→ **EXERCISE INSTRUCTIONS**: Type out the material below exactly.

→ **DATA SHOWN**:
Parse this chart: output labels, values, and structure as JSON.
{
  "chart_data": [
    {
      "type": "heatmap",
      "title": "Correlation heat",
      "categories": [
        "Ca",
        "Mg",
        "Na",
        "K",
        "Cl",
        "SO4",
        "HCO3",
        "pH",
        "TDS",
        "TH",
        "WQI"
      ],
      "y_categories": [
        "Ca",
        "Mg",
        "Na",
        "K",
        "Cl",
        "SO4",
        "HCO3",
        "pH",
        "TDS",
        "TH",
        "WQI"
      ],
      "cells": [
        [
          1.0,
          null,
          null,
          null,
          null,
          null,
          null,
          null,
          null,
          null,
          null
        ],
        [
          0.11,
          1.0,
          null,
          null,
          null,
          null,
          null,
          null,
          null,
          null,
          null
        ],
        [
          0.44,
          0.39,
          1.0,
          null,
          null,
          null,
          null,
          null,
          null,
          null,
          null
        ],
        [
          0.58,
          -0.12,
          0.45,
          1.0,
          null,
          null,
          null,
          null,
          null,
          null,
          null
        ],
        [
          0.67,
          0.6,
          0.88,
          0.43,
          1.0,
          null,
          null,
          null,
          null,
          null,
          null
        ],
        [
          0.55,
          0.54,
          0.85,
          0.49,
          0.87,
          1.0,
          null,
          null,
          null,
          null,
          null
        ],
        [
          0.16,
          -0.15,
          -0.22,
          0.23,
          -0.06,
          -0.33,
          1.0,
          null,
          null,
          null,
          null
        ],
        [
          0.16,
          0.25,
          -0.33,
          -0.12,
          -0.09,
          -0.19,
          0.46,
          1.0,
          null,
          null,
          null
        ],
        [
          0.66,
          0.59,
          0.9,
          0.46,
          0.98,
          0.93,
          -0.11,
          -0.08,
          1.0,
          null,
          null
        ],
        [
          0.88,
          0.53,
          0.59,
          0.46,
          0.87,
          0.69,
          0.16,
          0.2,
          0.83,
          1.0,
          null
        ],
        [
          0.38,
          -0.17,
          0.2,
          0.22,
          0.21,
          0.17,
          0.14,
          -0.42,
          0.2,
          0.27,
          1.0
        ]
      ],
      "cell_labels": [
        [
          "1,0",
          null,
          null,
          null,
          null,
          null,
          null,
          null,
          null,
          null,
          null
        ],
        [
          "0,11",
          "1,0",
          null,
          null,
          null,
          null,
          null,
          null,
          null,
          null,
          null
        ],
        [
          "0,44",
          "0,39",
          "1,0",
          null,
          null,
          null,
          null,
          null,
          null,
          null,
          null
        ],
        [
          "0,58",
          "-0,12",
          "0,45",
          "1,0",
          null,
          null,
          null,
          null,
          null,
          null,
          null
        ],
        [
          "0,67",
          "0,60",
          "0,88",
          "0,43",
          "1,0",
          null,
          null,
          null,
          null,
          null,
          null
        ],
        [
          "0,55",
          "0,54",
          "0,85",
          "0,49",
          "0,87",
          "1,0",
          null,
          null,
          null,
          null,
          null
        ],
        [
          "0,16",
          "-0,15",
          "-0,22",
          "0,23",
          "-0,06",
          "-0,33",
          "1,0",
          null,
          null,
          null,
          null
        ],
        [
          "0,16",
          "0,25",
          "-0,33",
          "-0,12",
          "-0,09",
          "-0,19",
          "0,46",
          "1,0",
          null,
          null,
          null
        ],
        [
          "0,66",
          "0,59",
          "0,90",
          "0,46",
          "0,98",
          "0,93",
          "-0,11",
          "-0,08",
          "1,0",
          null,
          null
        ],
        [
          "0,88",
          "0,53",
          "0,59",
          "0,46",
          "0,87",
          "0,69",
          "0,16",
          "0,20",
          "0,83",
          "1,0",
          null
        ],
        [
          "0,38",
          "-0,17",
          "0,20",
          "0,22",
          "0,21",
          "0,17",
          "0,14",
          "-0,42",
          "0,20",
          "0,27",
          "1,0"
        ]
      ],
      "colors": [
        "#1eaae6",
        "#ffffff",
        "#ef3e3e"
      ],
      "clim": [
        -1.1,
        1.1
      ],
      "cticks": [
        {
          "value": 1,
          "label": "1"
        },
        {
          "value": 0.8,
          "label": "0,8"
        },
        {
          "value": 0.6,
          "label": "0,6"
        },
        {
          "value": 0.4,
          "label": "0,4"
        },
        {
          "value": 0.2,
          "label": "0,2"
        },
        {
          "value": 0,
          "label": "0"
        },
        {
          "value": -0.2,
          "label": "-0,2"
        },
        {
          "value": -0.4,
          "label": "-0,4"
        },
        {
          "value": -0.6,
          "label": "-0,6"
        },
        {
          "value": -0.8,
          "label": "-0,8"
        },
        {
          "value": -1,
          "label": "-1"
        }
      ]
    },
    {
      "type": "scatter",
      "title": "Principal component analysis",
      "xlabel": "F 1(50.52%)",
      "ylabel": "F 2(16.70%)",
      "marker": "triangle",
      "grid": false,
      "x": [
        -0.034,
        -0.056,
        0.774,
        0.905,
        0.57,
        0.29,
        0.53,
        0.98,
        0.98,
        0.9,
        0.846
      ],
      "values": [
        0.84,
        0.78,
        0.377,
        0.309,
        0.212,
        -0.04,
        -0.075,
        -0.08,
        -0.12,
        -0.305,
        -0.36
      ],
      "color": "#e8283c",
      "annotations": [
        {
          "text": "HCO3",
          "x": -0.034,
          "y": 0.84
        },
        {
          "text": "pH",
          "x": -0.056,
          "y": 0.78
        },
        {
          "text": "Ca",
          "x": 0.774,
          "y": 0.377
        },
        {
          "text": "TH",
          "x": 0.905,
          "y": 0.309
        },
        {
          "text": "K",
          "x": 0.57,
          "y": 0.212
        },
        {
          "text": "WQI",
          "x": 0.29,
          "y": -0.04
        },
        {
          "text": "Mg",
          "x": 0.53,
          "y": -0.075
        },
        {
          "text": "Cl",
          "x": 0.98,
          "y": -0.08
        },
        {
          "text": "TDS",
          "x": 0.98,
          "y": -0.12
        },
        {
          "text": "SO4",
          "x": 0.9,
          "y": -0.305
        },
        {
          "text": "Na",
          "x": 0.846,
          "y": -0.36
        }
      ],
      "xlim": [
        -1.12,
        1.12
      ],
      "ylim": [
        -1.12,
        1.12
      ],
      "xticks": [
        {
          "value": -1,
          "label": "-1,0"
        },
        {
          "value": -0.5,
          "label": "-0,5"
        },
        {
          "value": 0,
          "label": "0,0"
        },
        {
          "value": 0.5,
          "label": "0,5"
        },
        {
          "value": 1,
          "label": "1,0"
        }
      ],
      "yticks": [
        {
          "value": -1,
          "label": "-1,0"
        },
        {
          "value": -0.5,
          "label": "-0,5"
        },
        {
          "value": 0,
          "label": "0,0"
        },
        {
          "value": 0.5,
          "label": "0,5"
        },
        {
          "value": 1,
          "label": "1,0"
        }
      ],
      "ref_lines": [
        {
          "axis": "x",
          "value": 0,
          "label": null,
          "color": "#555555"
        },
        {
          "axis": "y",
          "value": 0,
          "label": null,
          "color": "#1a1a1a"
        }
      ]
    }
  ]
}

→ **ANSWER FOR THE TASK**:
Parse this chart: output labels, values, and structure as JSON.
{
  "chart_data": [
    {
      "type": "heatmap",
      "title": "Correlation heat",
      "categories": [
        "Ca",
        "Mg",
        "Na",
        "K",
        "Cl",
        "SO4",
        "HCO3",
        "pH",
        "TDS",
        "TH",
        "WQI"
      ],
      "y_categories": [
        "Ca",
        "Mg",
        "Na",
        "K",
        "Cl",
        "SO4",
        "HCO3",
        "pH",
        "TDS",
        "TH",
        "WQI"
      ],
      "cells": [
        [
          1.0,
          null,
          null,
          null,
          null,
          null,
          null,
          null,
          null,
          null,
          null
        ],
        [
          0.11,
          1.0,
          null,
          null,
          null,
          null,
          null,
          null,
          null,
          null,
          null
        ],
        [
          0.44,
          0.39,
          1.0,
          null,
          null,
          null,
          null,
          null,
          null,
          null,
          null
        ],
        [
          0.58,
          -0.12,
          0.45,
          1.0,
          null,
          null,
          null,
          null,
          null,
          null,
          null
        ],
        [
          0.67,
          0.6,
          0.88,
          0.43,
          1.0,
          null,
          null,
          null,
          null,
          null,
          null
        ],
        [
          0.55,
          0.54,
          0.85,
          0.49,
          0.87,
          1.0,
          null,
          null,
          null,
          null,
          null
        ],
        [
          0.16,
          -0.15,
          -0.22,
          0.23,
          -0.06,
          -0.33,
          1.0,
          null,
          null,
          null,
          null
        ],
        [
          0.16,
          0.25,
          -0.33,
          -0.12,
          -0.09,
          -0.19,
          0.46,
          1.0,
          null,
          null,
          null
        ],
        [
          0.66,
          0.59,
          0.9,
          0.46,
          0.98,
          0.93,
          -0.11,
          -0.08,
          1.0,
          null,
          null
        ],
        [
          0.88,
          0.53,
          0.59,
          0.46,
          0.87,
          0.69,
          0.16,
          0.2,
          0.83,
          1.0,
          null
        ],
        [
          0.38,
          -0.17,
          0.2,
          0.22,
          0.21,
          0.17,
          0.14,
          -0.42,
          0.2,
          0.27,
          1.0
        ]
      ],
      "cell_labels": [
        [
          "1,0",
          null,
          null,
          null,
          null,
          null,
          null,
          null,
          null,
          null,
          null
        ],
        [
          "0,11",
          "1,0",
          null,
          null,
          null,
          null,
          null,
          null,
          null,
          null,
          null
        ],
        [
          "0,44",
          "0,39",
          "1,0",
          null,
          null,
          null,
          null,
          null,
          null,
          null,
          null
        ],
        [
          "0,58",
          "-0,12",
          "0,45",
          "1,0",
          null,
          null,
          null,
          null,
          null,
          null,
          null
        ],
        [
          "0,67",
          "0,60",
          "0,88",
          "0,43",
          "1,0",
          null,
          null,
          null,
          null,
          null,
          null
        ],
        [
          "0,55",
          "0,54",
          "0,85",
          "0,49",
          "0,87",
          "1,0",
          null,
          null,
          null,
          null,
          null
        ],
        [
          "0,16",
          "-0,15",
          "-0,22",
          "0,23",
          "-0,06",
          "-0,33",
          "1,0",
          null,
          null,
          null,
          null
        ],
        [
          "0,16",
          "0,25",
          "-0,33",
          "-0,12",
          "-0,09",
          "-0,19",
          "0,46",
          "1,0",
          null,
          null,
          null
        ],
        [
          "0,66",
          "0,59",
          "0,90",
          "0,46",
          "0,98",
          "0,93",
          "-0,11",
          "-0,08",
          "1,0",
          null,
          null
        ],
        [
          "0,88",
          "0,53",
          "0,59",
          "0,46",
          "0,87",
          "0,69",
          "0,16",
          "0,20",
          "0,83",
          "1,0",
          null
        ],
        [
          "0,38",
          "-0,17",
          "0,20",
          "0,22",
          "0,21",
          "0,17",
          "0,14",
          "-0,42",
          "0,20",
          "0,27",
          "1,0"
        ]
      ],
      "colors": [
        "#1eaae6",
        "#ffffff",
        "#ef3e3e"
      ],
      "clim": [
        -1.1,
        1.1
      ],
      "cticks": [
        {
          "value": 1,
          "label": "1"
        },
        {
          "value": 0.8,
          "label": "0,8"
        },
        {
          "value": 0.6,
          "label": "0,6"
        },
        {
          "value": 0.4,
          "label": "0,4"
        },
        {
          "value": 0.2,
          "label": "0,2"
        },
        {
          "value": 0,
          "label": "0"
        },
        {
          "value": -0.2,
          "label": "-0,2"
        },
        {
          "value": -0.4,
          "label": "-0,4"
        },
        {
          "value": -0.6,
          "label": "-0,6"
        },
        {
          "value": -0.8,
          "label": "-0,8"
        },
        {
          "value": -1,
          "label": "-1"
        }
      ]
    },
    {
      "type": "scatter",
      "title": "Principal component analysis",
      "xlabel": "F 1(50.52%)",
      "ylabel": "F 2(16.70%)",
      "marker": "triangle",
      "grid": false,
      "x": [
        -0.034,
        -0.056,
        0.774,
        0.905,
        0.57,
        0.29,
        0.53,
        0.98,
        0.98,
        0.9,
        0.846
      ],
      "values": [
        0.84,
        0.78,
        0.377,
        0.309,
        0.212,
        -0.04,
        -0.075,
        -0.08,
        -0.12,
        -0.305,
        -0.36
      ],
      "color": "#e8283c",
      "annotations": [
        {
          "text": "HCO3",
          "x": -0.034,
          "y": 0.84
        },
        {
          "text": "pH",
          "x": -0.056,
          "y": 0.78
        },
        {
          "text": "Ca",
          "x": 0.774,
          "y": 0.377
        },
        {
          "text": "TH",
          "x": 0.905,
          "y": 0.309
        },
        {
          "text": "K",
          "x": 0.57,
          "y": 0.212
        },
        {
          "text": "WQI",
          "x": 0.29,
          "y": -0.04
        },
        {
          "text": "Mg",
          "x": 0.53,
          "y": -0.075
        },
        {
          "text": "Cl",
          "x": 0.98,
          "y": -0.08
        },
        {
          "text": "TDS",
          "x": 0.98,
          "y": -0.12
        },
        {
          "text": "SO4",
          "x": 0.9,
          "y": -0.305
        },
        {
          "text": "Na",
          "x": 0.846,
          "y": -0.36
        }
      ],
      "xlim": [
        -1.12,
        1.12
      ],
      "ylim": [
        -1.12,
        1.12
      ],
      "xticks": [
        {
          "value": -1,
          "label": "-1,0"
        },
        {
          "value": -0.5,
          "label": "-0,5"
        },
        {
          "value": 0,
          "label": "0,0"
        },
        {
          "value": 0.5,
          "label": "0,5"
        },
        {
          "value": 1,
          "label": "1,0"
        }
      ],
      "yticks": [
        {
          "value": -1,
          "label": "-1,0"
        },
        {
          "value": -0.5,
          "label": "-0,5"
        },
        {
          "value": 0,
          "label": "0,0"
        },
        {
          "value": 0.5,
          "label": "0,5"
        },
        {
          "value": 1,
          "label": "1,0"
        }
      ],
      "ref_lines": [
        {
          "axis": "x",
          "value": 0,
          "label": null,
          "color": "#555555"
        },
        {
          "axis": "y",
          "value": 0,
          "label": null,
          "color": "#1a1a1a"
        }
      ]
    }
  ]
}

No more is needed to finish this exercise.